§ Written exercise:
Reproduce the data verbatim, starting at its first line and continuing up to and including the line that contains "svg-text:kl: kl: [114, 581, 127, 595]".

§ Raw records:
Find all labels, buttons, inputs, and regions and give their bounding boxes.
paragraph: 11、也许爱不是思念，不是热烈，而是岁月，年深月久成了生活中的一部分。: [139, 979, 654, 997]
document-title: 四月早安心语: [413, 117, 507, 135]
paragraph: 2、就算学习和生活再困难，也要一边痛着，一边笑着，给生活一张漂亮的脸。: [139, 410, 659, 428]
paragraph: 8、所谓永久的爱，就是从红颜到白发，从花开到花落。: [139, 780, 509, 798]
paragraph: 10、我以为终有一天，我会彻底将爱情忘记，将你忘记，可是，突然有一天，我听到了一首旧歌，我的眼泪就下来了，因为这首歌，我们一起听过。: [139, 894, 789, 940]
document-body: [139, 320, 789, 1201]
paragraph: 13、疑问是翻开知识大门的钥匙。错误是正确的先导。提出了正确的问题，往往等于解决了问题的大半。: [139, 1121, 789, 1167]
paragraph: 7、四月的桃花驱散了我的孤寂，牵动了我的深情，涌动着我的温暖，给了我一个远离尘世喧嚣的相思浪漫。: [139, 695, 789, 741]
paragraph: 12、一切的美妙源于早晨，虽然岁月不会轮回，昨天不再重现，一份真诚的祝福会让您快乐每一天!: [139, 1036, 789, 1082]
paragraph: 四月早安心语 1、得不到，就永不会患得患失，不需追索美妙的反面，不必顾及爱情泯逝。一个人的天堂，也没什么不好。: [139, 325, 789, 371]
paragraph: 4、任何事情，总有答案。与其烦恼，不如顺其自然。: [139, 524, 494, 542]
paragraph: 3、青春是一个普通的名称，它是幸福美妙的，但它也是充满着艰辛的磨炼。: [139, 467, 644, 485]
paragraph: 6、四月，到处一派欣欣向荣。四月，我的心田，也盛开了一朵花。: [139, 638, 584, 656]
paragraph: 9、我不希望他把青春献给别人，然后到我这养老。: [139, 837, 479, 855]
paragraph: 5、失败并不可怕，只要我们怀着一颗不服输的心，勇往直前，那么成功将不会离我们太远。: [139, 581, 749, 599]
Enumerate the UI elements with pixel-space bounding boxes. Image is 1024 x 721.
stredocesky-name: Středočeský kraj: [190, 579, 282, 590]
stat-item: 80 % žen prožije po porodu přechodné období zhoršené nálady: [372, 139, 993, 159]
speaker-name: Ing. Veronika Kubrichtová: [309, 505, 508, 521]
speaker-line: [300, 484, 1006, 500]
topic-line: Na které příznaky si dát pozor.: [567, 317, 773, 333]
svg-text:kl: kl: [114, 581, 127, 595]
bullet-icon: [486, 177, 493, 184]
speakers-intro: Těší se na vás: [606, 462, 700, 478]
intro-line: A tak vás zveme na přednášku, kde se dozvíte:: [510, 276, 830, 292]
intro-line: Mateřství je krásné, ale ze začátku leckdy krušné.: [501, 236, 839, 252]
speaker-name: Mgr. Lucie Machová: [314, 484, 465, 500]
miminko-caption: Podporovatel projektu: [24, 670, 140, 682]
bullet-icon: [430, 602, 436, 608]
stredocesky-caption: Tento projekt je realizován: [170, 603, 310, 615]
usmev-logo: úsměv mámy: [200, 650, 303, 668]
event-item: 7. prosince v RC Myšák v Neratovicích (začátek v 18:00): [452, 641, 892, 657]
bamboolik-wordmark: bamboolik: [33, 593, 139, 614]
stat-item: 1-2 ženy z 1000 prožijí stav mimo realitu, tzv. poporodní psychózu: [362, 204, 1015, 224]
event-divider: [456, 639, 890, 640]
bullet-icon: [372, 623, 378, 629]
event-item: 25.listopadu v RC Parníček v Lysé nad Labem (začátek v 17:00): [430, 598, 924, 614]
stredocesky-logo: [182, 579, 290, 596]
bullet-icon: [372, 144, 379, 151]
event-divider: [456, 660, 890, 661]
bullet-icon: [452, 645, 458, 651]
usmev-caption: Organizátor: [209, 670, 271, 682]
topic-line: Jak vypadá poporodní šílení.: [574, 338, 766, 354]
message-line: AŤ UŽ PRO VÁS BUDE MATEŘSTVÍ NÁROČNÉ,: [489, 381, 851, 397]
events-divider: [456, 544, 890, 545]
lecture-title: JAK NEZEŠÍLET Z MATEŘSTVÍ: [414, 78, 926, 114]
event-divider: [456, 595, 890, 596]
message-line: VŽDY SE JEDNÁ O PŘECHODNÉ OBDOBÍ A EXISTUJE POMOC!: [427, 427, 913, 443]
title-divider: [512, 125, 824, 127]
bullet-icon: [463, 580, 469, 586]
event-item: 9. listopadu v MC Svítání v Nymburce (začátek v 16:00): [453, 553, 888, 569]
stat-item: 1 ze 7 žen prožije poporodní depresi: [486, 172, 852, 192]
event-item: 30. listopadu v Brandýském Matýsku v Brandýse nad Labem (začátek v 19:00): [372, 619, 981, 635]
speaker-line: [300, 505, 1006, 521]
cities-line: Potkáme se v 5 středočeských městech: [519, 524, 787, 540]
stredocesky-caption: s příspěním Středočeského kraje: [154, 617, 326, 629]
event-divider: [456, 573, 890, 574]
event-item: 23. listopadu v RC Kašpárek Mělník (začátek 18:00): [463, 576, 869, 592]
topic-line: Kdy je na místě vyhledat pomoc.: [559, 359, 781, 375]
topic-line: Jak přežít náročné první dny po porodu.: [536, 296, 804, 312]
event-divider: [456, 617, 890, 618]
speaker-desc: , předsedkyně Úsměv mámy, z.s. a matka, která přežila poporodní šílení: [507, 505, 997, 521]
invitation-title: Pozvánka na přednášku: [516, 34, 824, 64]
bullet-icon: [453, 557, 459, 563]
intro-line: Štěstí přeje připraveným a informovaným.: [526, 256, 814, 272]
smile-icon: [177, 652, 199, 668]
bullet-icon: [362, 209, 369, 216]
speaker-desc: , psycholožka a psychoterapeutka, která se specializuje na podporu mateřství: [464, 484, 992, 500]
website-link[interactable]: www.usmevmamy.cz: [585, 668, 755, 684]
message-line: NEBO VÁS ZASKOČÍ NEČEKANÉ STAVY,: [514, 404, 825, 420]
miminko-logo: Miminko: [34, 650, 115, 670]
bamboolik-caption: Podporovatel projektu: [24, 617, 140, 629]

§ Problem solution:
Find all labels, buttons, inputs, and regions and give their bounding boxes.
paragraph: 11、也许爱不是思念，不是热烈，而是岁月，年深月久成了生活中的一部分。: [139, 979, 654, 997]
document-title: 四月早安心语: [413, 117, 507, 135]
paragraph: 2、就算学习和生活再困难，也要一边痛着，一边笑着，给生活一张漂亮的脸。: [139, 410, 659, 428]
paragraph: 8、所谓永久的爱，就是从红颜到白发，从花开到花落。: [139, 780, 509, 798]
paragraph: 10、我以为终有一天，我会彻底将爱情忘记，将你忘记，可是，突然有一天，我听到了一首旧歌，我的眼泪就下来了，因为这首歌，我们一起听过。: [139, 894, 789, 940]
document-body: [139, 320, 789, 1201]
paragraph: 13、疑问是翻开知识大门的钥匙。错误是正确的先导。提出了正确的问题，往往等于解决了问题的大半。: [139, 1121, 789, 1167]
paragraph: 7、四月的桃花驱散了我的孤寂，牵动了我的深情，涌动着我的温暖，给了我一个远离尘世喧嚣的相思浪漫。: [139, 695, 789, 741]
paragraph: 12、一切的美妙源于早晨，虽然岁月不会轮回，昨天不再重现，一份真诚的祝福会让您快乐每一天!: [139, 1036, 789, 1082]
paragraph: 四月早安心语 1、得不到，就永不会患得患失，不需追索美妙的反面，不必顾及爱情泯逝。一个人的天堂，也没什么不好。: [139, 325, 789, 371]
paragraph: 4、任何事情，总有答案。与其烦恼，不如顺其自然。: [139, 524, 494, 542]
paragraph: 3、青春是一个普通的名称，它是幸福美妙的，但它也是充满着艰辛的磨炼。: [139, 467, 644, 485]
paragraph: 6、四月，到处一派欣欣向荣。四月，我的心田，也盛开了一朵花。: [139, 638, 584, 656]
paragraph: 9、我不希望他把青春献给别人，然后到我这养老。: [139, 837, 479, 855]
paragraph: 5、失败并不可怕，只要我们怀着一颗不服输的心，勇往直前，那么成功将不会离我们太远。: [139, 581, 749, 599]
Enumerate the UI elements with pixel-space bounding boxes. Image is 1024 x 721.
stredocesky-name: Středočeský kraj: [190, 579, 282, 590]
stat-item: 80 % žen prožije po porodu přechodné období zhoršené nálady: [372, 139, 993, 159]
speaker-name: Ing. Veronika Kubrichtová: [309, 505, 508, 521]
speaker-line: [300, 484, 1006, 500]
topic-line: Na které příznaky si dát pozor.: [567, 317, 773, 333]
svg-text:kl: kl: [114, 581, 127, 595]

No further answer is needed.